» **SELECTED EXTRACT**:
Last night I watched the State of the Union, because I live in D.C., and this is our Super Bowl. My roommate, who works on women’s rights, was listening for any mention of her "issues." And I’m no different: I tuned in to the president’s address to hear what he would have to say about climate change.
And he did have a lot to say! This is what he said:
"And no challenge — no challenge — poses a greater threat to future generations than climate change.
"2014 was the planet’s warmest year on record. Now, one year doesn’t make a trend, but this does — 14 of the 15 warmest years on record have all fallen in the first 15 years of this century.
"I’ve heard some folks try to dodge the evidence by saying they’re not scientists; that we don’t have enough information to act. Well, I’m not a scientist, either. But you know what — I know a lot of really good scientists at NASA, and NOAA, and at our major universities. The best scientists in the world are all telling us that our activities are changing the climate, and if we do not act forcefully, we’ll continue to see rising oceans, longer, hotter heat waves, dangerous droughts and floods, and massive disruptions that can trigger greater migration, conflict, and hunger around the globe. The Pentagon says that climate change poses immediate risks to our national security. We should act like it."

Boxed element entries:

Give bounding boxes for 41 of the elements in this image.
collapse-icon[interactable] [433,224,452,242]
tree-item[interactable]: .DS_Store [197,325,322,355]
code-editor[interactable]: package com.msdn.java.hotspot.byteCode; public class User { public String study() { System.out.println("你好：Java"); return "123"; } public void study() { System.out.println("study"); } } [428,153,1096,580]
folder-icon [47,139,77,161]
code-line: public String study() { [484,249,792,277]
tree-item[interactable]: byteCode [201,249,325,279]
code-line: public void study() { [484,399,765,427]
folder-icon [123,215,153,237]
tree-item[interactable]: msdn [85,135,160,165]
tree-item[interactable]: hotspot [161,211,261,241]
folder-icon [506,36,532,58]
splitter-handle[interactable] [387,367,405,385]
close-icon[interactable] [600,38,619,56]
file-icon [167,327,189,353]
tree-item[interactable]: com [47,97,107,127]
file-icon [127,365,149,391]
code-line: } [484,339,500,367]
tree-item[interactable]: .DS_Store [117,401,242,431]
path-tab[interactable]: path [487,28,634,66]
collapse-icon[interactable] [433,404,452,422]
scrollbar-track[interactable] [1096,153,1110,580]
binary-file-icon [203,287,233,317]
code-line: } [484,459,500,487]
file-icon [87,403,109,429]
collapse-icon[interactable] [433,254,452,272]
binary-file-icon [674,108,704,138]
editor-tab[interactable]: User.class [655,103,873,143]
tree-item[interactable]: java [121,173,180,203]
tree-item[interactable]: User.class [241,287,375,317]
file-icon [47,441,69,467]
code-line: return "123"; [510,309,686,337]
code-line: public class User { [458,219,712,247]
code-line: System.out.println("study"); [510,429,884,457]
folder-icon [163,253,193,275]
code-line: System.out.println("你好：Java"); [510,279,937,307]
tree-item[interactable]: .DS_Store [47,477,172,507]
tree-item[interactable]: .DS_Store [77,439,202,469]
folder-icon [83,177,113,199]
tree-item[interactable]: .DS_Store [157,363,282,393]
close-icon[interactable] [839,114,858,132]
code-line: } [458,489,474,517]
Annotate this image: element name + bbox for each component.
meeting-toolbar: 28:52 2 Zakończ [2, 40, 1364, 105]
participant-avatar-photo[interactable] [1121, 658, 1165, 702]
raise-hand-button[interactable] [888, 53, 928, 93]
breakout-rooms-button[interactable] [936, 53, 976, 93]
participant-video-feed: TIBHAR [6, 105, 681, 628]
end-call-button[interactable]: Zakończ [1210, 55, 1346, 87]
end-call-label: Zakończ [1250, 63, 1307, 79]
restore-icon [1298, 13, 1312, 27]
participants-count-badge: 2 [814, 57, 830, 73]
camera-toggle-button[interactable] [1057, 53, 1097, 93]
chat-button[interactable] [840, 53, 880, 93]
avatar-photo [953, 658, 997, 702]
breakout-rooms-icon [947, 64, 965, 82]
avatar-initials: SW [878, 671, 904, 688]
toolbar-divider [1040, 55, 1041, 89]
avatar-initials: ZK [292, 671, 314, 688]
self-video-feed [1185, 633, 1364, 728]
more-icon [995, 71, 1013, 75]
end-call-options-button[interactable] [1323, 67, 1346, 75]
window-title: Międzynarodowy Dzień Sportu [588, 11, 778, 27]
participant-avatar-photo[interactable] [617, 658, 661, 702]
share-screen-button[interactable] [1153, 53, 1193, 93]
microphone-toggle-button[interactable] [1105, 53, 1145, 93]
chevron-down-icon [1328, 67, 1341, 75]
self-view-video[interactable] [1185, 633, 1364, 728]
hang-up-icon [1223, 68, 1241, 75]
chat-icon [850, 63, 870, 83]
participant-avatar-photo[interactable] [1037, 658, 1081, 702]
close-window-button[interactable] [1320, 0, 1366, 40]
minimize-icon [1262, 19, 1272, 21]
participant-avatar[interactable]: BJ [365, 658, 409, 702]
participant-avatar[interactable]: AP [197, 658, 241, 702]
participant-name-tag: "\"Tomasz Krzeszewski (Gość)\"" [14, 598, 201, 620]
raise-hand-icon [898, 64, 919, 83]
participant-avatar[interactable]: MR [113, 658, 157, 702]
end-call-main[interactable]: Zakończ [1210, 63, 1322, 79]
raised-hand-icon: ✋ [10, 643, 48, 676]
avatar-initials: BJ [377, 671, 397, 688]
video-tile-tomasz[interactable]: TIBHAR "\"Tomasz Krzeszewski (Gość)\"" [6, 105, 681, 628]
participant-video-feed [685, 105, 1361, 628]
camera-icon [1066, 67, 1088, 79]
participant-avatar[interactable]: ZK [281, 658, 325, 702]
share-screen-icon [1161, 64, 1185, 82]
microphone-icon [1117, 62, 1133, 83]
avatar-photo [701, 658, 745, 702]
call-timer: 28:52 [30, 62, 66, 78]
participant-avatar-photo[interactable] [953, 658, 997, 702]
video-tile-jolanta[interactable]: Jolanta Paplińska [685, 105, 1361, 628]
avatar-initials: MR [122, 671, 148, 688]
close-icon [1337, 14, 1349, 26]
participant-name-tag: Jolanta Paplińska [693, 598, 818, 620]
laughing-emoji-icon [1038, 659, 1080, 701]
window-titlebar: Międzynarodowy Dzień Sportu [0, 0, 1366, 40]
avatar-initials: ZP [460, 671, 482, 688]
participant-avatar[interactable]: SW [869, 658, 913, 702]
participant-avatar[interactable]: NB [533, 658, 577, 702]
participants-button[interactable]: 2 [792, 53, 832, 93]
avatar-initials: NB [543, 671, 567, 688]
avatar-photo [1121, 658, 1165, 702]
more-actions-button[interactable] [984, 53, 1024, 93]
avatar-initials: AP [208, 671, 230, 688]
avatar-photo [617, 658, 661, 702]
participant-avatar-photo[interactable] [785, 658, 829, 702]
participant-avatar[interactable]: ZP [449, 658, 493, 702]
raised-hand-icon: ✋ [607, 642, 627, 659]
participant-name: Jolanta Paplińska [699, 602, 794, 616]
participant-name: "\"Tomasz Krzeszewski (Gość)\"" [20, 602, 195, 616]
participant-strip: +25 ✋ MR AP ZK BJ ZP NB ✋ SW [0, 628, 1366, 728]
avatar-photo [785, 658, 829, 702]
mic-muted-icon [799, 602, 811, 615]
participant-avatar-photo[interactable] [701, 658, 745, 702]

» **DIRECTION 1**:
Summarize the piece about the State of the Union in two sentences.
» **DIRECTION 2**:
Resume the piece about the State of the Union, starting right after its final sentence.
The entries aren't needed for anything here.

» **TASK ANSWER 1**:
The writer, who lives in D.C., watched the State of the Union to hear what the president would say about climate change, and he had a lot to say. He called climate change the greatest threat to future generations, noted that 14 of the 15 warmest years on record fell in the first 15 years of this century, and said the best scientists warn that without forceful action we will see rising oceans, longer and hotter heat waves, droughts, floods, and massive disruptions.

» **TASK ANSWER 2**:
What struck me was that it’s now totally normal for the president of the United States to speak firmly and at length about the clear and present danger of climate change.
Look at how far we’ve come! Each year that Obama mentions climate change in the State of the Union, it’s a little bright spot in the sea of discouraging news on climate change. When I was a kid, I never would have expected the president to bring up the issues I cared about most during SOTU — the environment was just never that big of a priority in national politics. But now, climate change is a mainstream issue. Republican politicians have moved from declaring it a hoax — well, except for Senator Inhofe, the new chair of the Senate’s environment committee — to saying that it’s real, but we don’t know who’s causing it, or doing some sort of science version of pleading the fifth ("I’m not a scientist").
This is real progress — this is a cultural shift. This is a victory.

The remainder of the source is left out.